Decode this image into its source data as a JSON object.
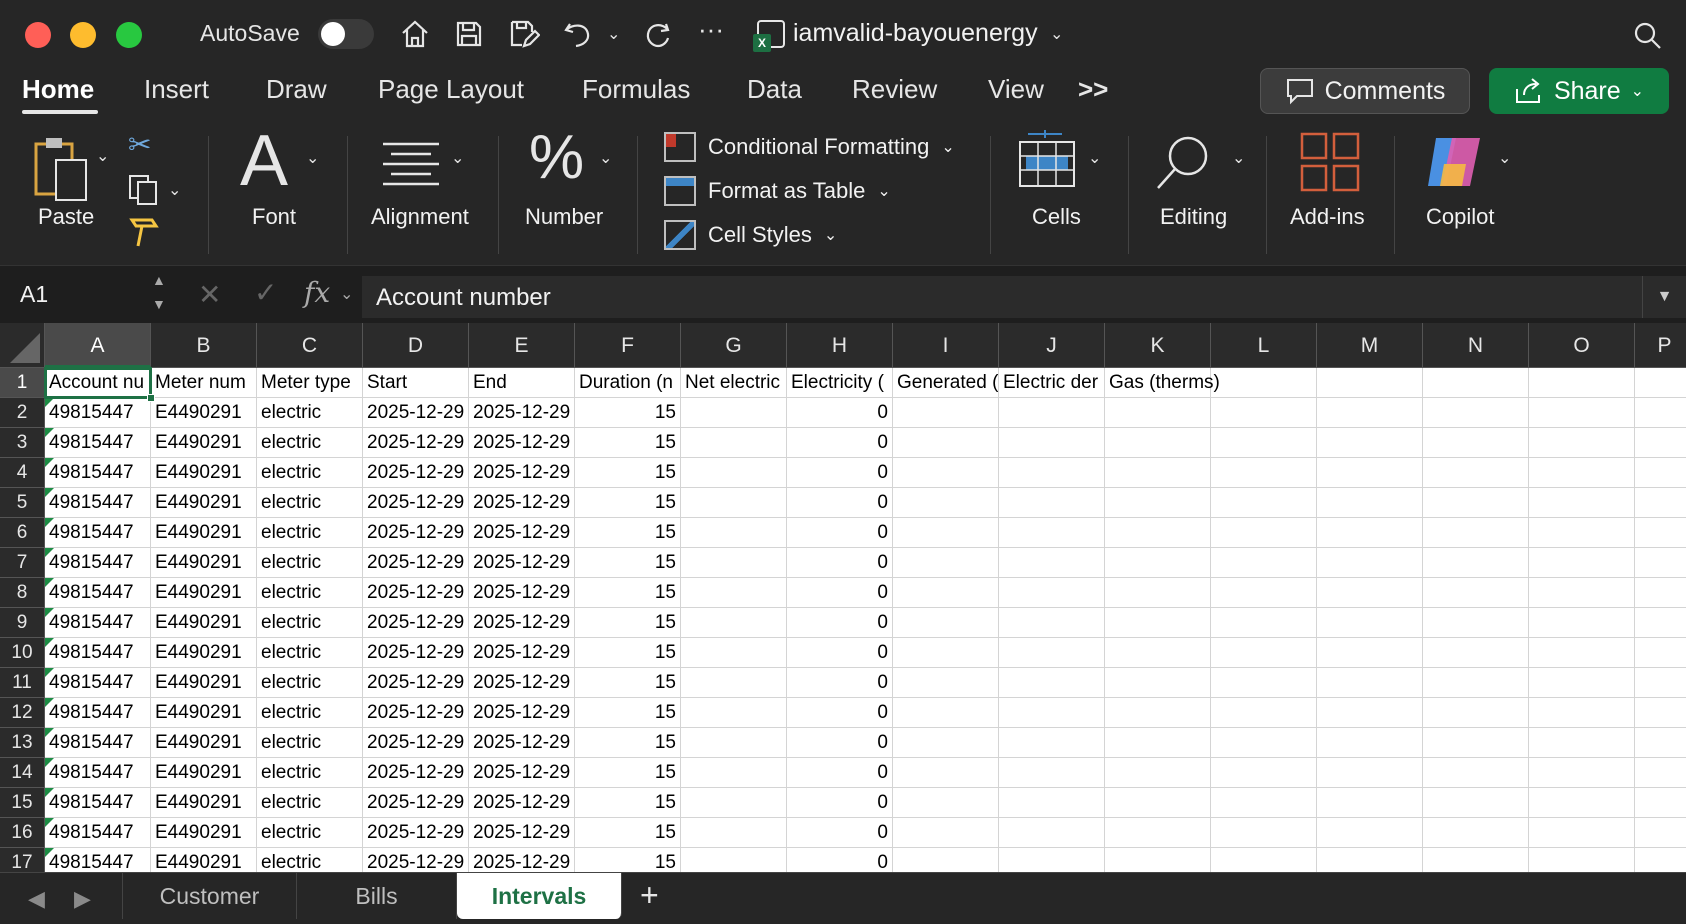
{
  "titlebar": {
    "autosave_label": "AutoSave",
    "doc_title": "iamvalid-bayouenergy"
  },
  "ribbon_tabs": [
    "Home",
    "Insert",
    "Draw",
    "Page Layout",
    "Formulas",
    "Data",
    "Review",
    "View"
  ],
  "ribbon_more": ">>",
  "buttons": {
    "comments": "Comments",
    "share": "Share"
  },
  "ribbon": {
    "paste": "Paste",
    "font": "Font",
    "alignment": "Alignment",
    "number": "Number",
    "conditional_formatting": "Conditional Formatting",
    "format_as_table": "Format as Table",
    "cell_styles": "Cell Styles",
    "cells": "Cells",
    "editing": "Editing",
    "addins": "Add-ins",
    "copilot": "Copilot"
  },
  "formula_bar": {
    "name_box": "A1",
    "fx": "fx",
    "value": "Account number"
  },
  "columns": [
    "A",
    "B",
    "C",
    "D",
    "E",
    "F",
    "G",
    "H",
    "I",
    "J",
    "K",
    "L",
    "M",
    "N",
    "O",
    "P"
  ],
  "headers": [
    "Account nu",
    "Meter num",
    "Meter type",
    "Start",
    "End",
    "Duration (n",
    "Net electric",
    "Electricity (",
    "Generated (",
    "Electric der",
    "Gas (therms)"
  ],
  "row_numbers": [
    "1",
    "2",
    "3",
    "4",
    "5",
    "6",
    "7",
    "8",
    "9",
    "10",
    "11",
    "12",
    "13",
    "14",
    "15",
    "16",
    "17"
  ],
  "row_template": {
    "account": "49815447",
    "meter": "E4490291",
    "type": "electric",
    "start": "2025-12-29",
    "end": "2025-12-29",
    "duration": "15",
    "electricity": "0"
  },
  "sheet_tabs": [
    "Customer",
    "Bills",
    "Intervals"
  ],
  "active_sheet": "Intervals",
  "colors": {
    "excel_green": "#1e7145",
    "share_green": "#107c41"
  }
}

※

» **Requirements**
Omit every image. Quote each record exactly.

» **Result of the task**
Decode this image into its source data as a JSON object.
{
  "titlebar": {
    "autosave_label": "AutoSave",
    "doc_title": "iamvalid-bayouenergy"
  },
  "ribbon_tabs": [
    "Home",
    "Insert",
    "Draw",
    "Page Layout",
    "Formulas",
    "Data",
    "Review",
    "View"
  ],
  "ribbon_more": ">>",
  "buttons": {
    "comments": "Comments",
    "share": "Share"
  },
  "ribbon": {
    "paste": "Paste",
    "font": "Font",
    "alignment": "Alignment",
    "number": "Number",
    "conditional_formatting": "Conditional Formatting",
    "format_as_table": "Format as Table",
    "cell_styles": "Cell Styles",
    "cells": "Cells",
    "editing": "Editing",
    "addins": "Add-ins",
    "copilot": "Copilot"
  },
  "formula_bar": {
    "name_box": "A1",
    "fx": "fx",
    "value": "Account number"
  },
  "columns": [
    "A",
    "B",
    "C",
    "D",
    "E",
    "F",
    "G",
    "H",
    "I",
    "J",
    "K",
    "L",
    "M",
    "N",
    "O",
    "P"
  ],
  "headers": [
    "Account nu",
    "Meter num",
    "Meter type",
    "Start",
    "End",
    "Duration (n",
    "Net electric",
    "Electricity (",
    "Generated (",
    "Electric der",
    "Gas (therms)"
  ],
  "row_numbers": [
    "1",
    "2",
    "3",
    "4",
    "5",
    "6",
    "7",
    "8",
    "9",
    "10",
    "11",
    "12",
    "13",
    "14",
    "15",
    "16",
    "17"
  ],
  "row_template": {
    "account": "49815447",
    "meter": "E4490291",
    "type": "electric",
    "start": "2025-12-29",
    "end": "2025-12-29",
    "duration": "15",
    "electricity": "0"
  },
  "sheet_tabs": [
    "Customer",
    "Bills",
    "Intervals"
  ],
  "active_sheet": "Intervals",
  "colors": {
    "excel_green": "#1e7145",
    "share_green": "#107c41"
  }
}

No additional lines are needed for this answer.